• Your task
Return each line holding the string "hela".

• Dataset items
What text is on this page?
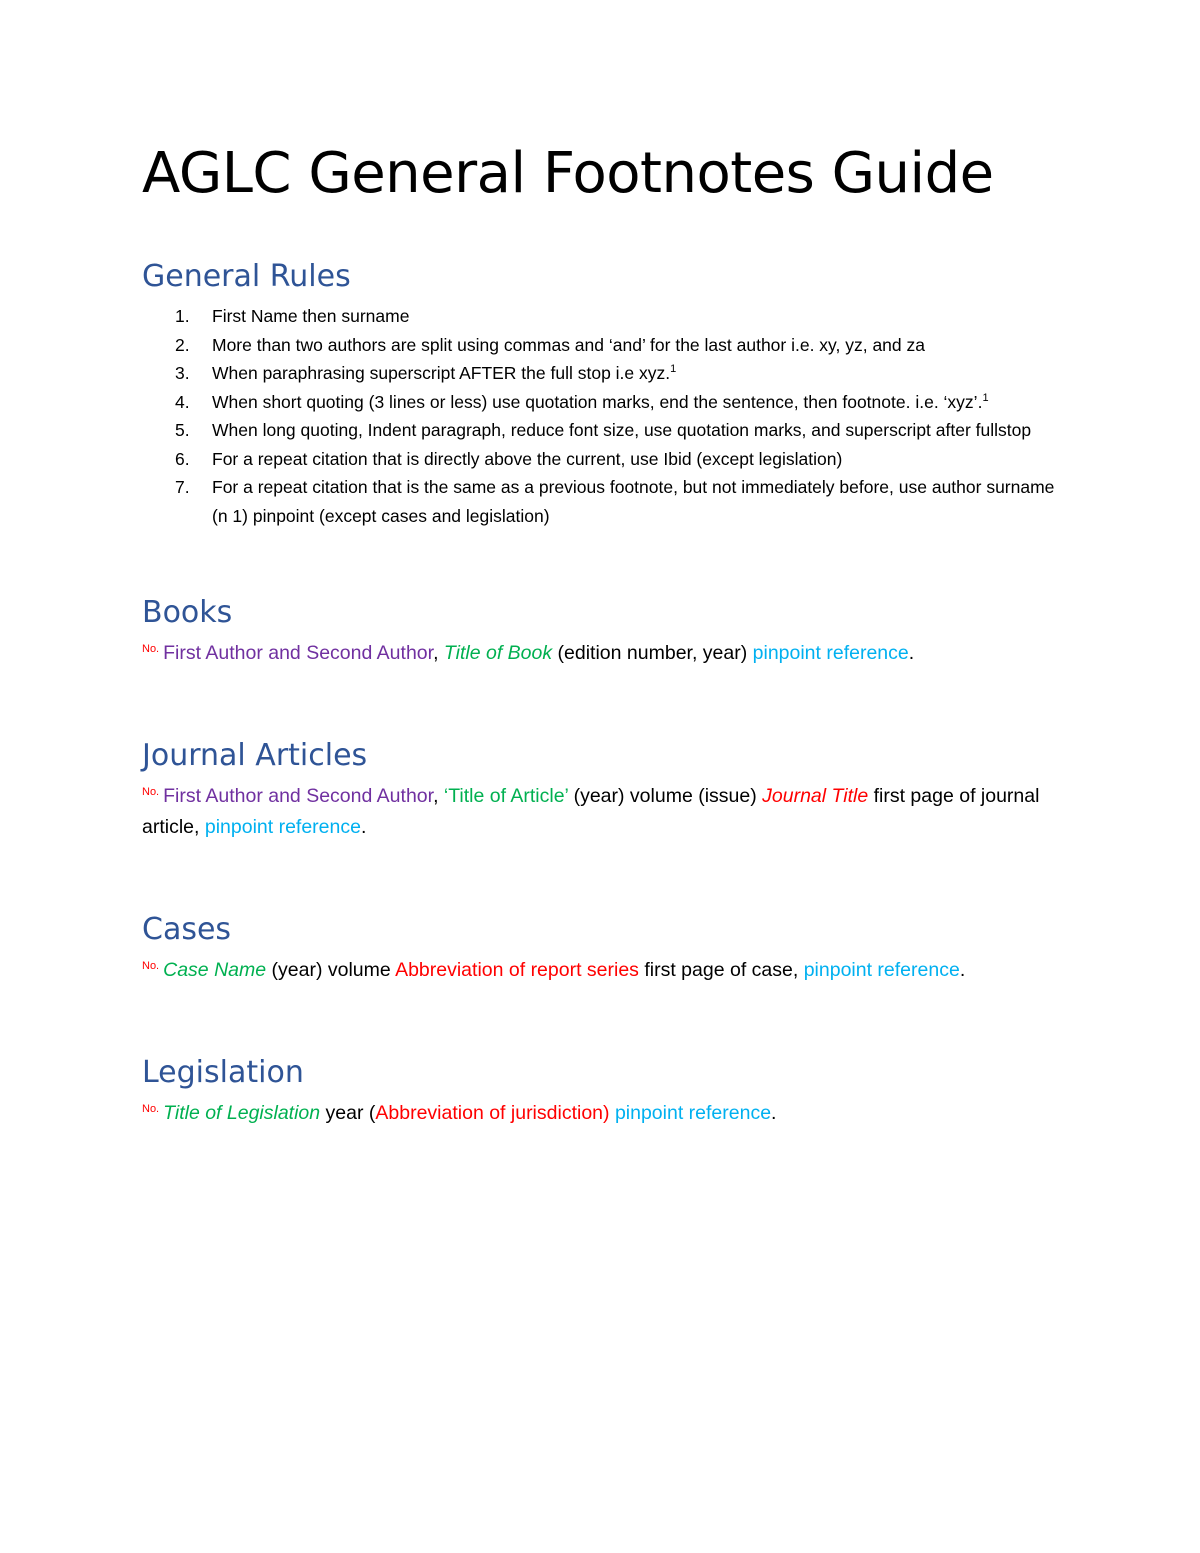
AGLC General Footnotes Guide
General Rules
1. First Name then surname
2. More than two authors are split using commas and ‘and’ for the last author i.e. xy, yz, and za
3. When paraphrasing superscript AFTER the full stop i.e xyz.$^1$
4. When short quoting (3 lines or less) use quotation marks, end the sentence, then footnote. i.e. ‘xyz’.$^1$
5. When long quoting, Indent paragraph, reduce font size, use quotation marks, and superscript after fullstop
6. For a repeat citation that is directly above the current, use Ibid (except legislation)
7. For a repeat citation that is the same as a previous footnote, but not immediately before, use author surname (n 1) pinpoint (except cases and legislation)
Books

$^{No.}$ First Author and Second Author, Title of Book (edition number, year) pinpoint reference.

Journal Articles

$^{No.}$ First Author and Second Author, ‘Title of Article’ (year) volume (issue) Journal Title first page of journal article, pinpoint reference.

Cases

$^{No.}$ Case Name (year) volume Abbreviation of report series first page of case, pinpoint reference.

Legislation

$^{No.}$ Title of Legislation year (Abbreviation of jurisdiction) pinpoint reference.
==
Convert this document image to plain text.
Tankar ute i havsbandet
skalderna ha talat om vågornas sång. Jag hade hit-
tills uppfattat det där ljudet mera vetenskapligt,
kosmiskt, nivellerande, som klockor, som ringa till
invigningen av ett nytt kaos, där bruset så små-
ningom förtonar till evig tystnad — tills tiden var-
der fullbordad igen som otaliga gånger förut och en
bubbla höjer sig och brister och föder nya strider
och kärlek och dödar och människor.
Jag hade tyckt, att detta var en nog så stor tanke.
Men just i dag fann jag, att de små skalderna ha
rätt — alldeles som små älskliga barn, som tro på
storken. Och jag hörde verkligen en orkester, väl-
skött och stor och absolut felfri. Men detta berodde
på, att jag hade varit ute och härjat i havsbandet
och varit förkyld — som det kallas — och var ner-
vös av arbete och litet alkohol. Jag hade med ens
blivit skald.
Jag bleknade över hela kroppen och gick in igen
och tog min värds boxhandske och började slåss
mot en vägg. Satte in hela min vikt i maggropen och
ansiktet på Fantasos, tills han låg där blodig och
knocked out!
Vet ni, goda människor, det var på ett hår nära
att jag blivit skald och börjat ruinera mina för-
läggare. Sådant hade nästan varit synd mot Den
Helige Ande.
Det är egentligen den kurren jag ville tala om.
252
* * *
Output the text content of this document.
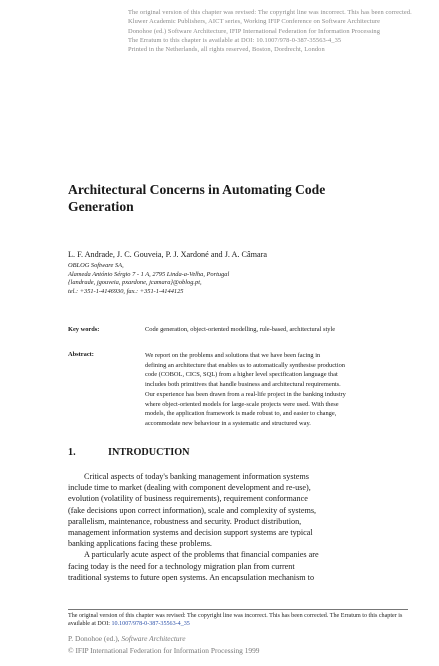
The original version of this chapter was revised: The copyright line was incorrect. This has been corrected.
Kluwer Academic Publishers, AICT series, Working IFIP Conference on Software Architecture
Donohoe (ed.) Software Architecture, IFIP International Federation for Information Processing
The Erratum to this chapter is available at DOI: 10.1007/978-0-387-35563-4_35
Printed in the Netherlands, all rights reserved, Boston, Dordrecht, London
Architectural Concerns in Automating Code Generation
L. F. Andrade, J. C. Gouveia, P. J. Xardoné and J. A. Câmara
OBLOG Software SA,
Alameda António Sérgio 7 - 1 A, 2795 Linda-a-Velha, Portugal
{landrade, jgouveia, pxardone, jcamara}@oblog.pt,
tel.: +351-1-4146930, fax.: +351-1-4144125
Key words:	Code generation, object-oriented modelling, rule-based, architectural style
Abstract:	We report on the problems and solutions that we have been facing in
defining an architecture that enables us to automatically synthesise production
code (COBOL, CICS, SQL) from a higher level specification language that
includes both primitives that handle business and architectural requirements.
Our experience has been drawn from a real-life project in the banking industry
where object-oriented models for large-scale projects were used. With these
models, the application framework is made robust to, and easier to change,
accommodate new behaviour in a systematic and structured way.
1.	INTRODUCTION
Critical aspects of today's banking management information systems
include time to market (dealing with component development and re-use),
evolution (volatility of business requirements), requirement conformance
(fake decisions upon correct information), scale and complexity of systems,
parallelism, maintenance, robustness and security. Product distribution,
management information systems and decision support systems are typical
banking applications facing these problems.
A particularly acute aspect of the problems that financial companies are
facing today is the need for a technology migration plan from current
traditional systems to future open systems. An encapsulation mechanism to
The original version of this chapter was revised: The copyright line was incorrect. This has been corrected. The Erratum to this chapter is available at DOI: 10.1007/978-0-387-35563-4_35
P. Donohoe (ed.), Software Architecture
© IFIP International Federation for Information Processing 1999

• Answer to this exercise
Jag bleknade över hela kroppen och gick in igen
mot en vägg. Satte in hela min vikt i maggropen och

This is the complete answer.